Work to complete: Take the material and output all of it exactly.

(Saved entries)

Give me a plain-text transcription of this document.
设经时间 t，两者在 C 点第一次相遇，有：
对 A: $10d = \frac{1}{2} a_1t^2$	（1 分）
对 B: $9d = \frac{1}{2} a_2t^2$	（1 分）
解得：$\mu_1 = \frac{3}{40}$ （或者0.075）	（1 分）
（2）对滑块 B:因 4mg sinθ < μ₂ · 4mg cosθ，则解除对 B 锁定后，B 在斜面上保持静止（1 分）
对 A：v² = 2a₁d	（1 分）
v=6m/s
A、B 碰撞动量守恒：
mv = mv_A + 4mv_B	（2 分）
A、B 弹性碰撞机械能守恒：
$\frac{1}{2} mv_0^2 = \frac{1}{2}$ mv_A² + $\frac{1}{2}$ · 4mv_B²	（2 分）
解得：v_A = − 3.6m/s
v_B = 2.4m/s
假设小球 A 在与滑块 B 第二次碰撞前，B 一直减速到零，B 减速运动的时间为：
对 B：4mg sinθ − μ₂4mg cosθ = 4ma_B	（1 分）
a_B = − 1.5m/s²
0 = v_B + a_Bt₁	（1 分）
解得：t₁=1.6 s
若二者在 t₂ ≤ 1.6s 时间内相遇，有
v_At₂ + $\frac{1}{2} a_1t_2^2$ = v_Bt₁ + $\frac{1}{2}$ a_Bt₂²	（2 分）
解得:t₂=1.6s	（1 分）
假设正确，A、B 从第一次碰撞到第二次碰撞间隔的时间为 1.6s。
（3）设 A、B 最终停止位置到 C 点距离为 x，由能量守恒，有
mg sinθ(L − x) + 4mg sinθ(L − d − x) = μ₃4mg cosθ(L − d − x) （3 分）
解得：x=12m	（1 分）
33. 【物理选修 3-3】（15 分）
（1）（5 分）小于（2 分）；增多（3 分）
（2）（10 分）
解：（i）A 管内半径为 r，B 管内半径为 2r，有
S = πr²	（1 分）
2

Solution to this problem:
Give me a plain-text transcription of this document.
设经时间 t，两者在 C 点第一次相遇，有：
对 A: $10d = \frac{1}{2} a_1t^2$	（1 分）
对 B: $9d = \frac{1}{2} a_2t^2$	（1 分）
解得：$\mu_1 = \frac{3}{40}$ （或者0.075）	（1 分）
（2）对滑块 B:因 4mg sinθ < μ₂ · 4mg cosθ，则解除对 B 锁定后，B 在斜面上保持静止（1 分）
对 A：v² = 2a₁d	（1 分）
v=6m/s
A、B 碰撞动量守恒：
mv = mv_A + 4mv_B	（2 分）
A、B 弹性碰撞机械能守恒：
$\frac{1}{2} mv_0^2 = \frac{1}{2}$ mv_A² + $\frac{1}{2}$ · 4mv_B²	（2 分）
解得：v_A = − 3.6m/s
v_B = 2.4m/s
假设小球 A 在与滑块 B 第二次碰撞前，B 一直减速到零，B 减速运动的时间为：
对 B：4mg sinθ − μ₂4mg cosθ = 4ma_B	（1 分）
a_B = − 1.5m/s²
0 = v_B + a_Bt₁	（1 分）
解得：t₁=1.6 s
若二者在 t₂ ≤ 1.6s 时间内相遇，有
v_At₂ + $\frac{1}{2} a_1t_2^2$ = v_Bt₁ + $\frac{1}{2}$ a_Bt₂²	（2 分）
解得:t₂=1.6s	（1 分）
假设正确，A、B 从第一次碰撞到第二次碰撞间隔的时间为 1.6s。
（3）设 A、B 最终停止位置到 C 点距离为 x，由能量守恒，有
mg sinθ(L − x) + 4mg sinθ(L − d − x) = μ₃4mg cosθ(L − d − x) （3 分）
解得：x=12m	（1 分）
33. 【物理选修 3-3】（15 分）
（1）（5 分）小于（2 分）；增多（3 分）
（2）（10 分）
解：（i）A 管内半径为 r，B 管内半径为 2r，有
S = πr²	（1 分）
2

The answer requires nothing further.